====== Alıntılanan metin

Disney’in “Yıldız Savaşları”ndan ilham alan robotları, teknoloji dünyasının zirvesi Nvidia GTC 2025’te herkesi şaşırttı ve yapay zeka ile robot teknılojisinin geleceğine dair ipuçları verdi.
Detaylar haberimizde…
Yapay zeka ve grafik işlemci devi Nvidia‘nın her yıl düzenlediği ve sektörde “AI Woodstock” olarak anılan prestijli GTC (GPU Technology Conference) geliştiricileri konferansı, bu yıl Disney’in sevimli ve son teknoloji ürünü droidlerine ev sahipliği yaparak teknoloji ve eğlence dünyasını bir araya getirdi.
Nvidia CEO’su Jensen Huang’dan Sürpriz Konuk: Robot Droid Besh Sahneye Çıktı
Nvidia’nın karizmatik İcra Kurulu Başkanı Jensen Huang‘ın Salı günü gerçekleştirdiği ve merakla beklenen iki saatlik açılış konuşması, katılımcılara unutulmaz anlar yaşattı. Huang, yapay zeka, derin öğrenme ve robotik alanındaki en son yenilikleri aktarırken, sahneye davet ettiği sürpriz bir konukla dikkatleri üzerine çekti.
Huang’ın “Ne kadar zekisin bak,” diyerek etkileşim kurduğu minik droid Besh’in sevimli ve canlı hareketleri, arenayı dolduran binlerce teknoloji meraklısının ve “Yıldız Savaşları” hayranının büyük beğenisini topladı.
Besh’in yavru köpek gibi neşeyle zıplaması ve Huang’ın komutlarına verdiği akıllıca tepkiler, yapay zeka ve robotik teknolojisinin geldiği etkileyici noktayı gözler önüne serdi. Katılımcılar, bu sevimli teknoloji harikasının fotoğraflarını çekmek için telefonlarına sarılarak etkinliğin en çok konuşulan anlarından birini kaydetti.

Disney’in İnovasyon Harikası: “Yıldız Savaşları” Droidleri Gerçek Hayatta
Walt Disney Imagineering Araştırma ve Geliştirme’nin yaratıcılığı ve mühendislik dehasıyla hayata geçirdiği Besh, popüler “Yıldız Savaşları” video oyunundaki ikonik karakterlerden esinlenerek tasarlandı. Bu proje, Disney’in eğlence sektöründeki liderliğini teknoloji alanındaki yenilikçi çalışmalarıyla birleştirerek sınırları zorladığını bir kez daha kanıtladı.
Nvidia’da Omniverse ve simülasyon teknolojisi başkan yardımcısı olarak görev yapan Rev Lebaredian, droidlerle ilgili yaptığı açıklamada,
“Bu sevimli bir Disney robotu. Elbette şovu çalacak,”
ifadelerini kullanarak Besh’in etkinliğin en büyük ilgi odağı olacağını öngörmüştü. Lebaredian’ın bu sözleri, etkinliğin ilerleyen saatlerinde Besh ve kardeşi Grek‘in katılımcılar arasındaki yoğun ilgisiyle doğrulanmış oldu.

============
====== Verilen materyal

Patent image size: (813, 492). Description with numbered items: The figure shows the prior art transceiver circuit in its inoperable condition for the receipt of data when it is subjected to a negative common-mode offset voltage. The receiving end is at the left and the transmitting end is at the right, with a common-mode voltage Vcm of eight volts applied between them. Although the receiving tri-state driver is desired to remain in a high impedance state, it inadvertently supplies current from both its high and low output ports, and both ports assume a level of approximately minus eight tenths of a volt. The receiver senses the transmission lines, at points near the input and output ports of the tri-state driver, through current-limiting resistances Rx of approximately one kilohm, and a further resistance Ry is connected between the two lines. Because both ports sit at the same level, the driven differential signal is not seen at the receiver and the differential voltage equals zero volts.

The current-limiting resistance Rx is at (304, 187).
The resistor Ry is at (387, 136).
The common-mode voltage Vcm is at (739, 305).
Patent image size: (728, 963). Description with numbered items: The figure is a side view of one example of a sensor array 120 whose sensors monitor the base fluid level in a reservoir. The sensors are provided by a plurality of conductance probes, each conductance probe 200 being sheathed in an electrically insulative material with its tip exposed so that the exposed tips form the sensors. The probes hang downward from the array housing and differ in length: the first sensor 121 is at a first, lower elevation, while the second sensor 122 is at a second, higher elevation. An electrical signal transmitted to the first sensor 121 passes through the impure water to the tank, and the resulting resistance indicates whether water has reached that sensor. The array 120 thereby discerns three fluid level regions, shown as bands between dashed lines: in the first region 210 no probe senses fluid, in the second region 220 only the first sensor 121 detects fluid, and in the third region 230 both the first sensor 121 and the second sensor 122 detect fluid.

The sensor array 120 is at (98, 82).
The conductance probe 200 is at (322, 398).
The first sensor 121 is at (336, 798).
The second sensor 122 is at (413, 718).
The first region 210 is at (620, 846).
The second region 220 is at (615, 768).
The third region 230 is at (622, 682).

============

Kısa alıştırma:
Metinde "Nvidia CEO’su Jensen" sözcüklerinden başlayıp aşağıya doğru "dikkatleri üzerine çekti." sözcüklerine kadar uzanan bölümün tamamını hiçbir değişiklik yapmadan kopyalayınız. Yalnızca metindeki bilgilere dayanınız.

Yanıt:
Nvidia CEO’su Jensen Huang’dan Sürpriz Konuk: Robot Droid Besh Sahneye Çıktı
Nvidia’nın karizmatik İcra Kurulu Başkanı Jensen Huang‘ın Salı günü gerçekleştirdiği ve merakla beklenen iki saatlik açılış konuşması, katılımcılara unutulmaz anlar yaşattı. Huang, yapay zeka, derin öğrenme ve robotik alanındaki en son yenilikleri aktarırken, sahneye davet ettiği sürpriz bir konukla dikkatleri üzerine çekti.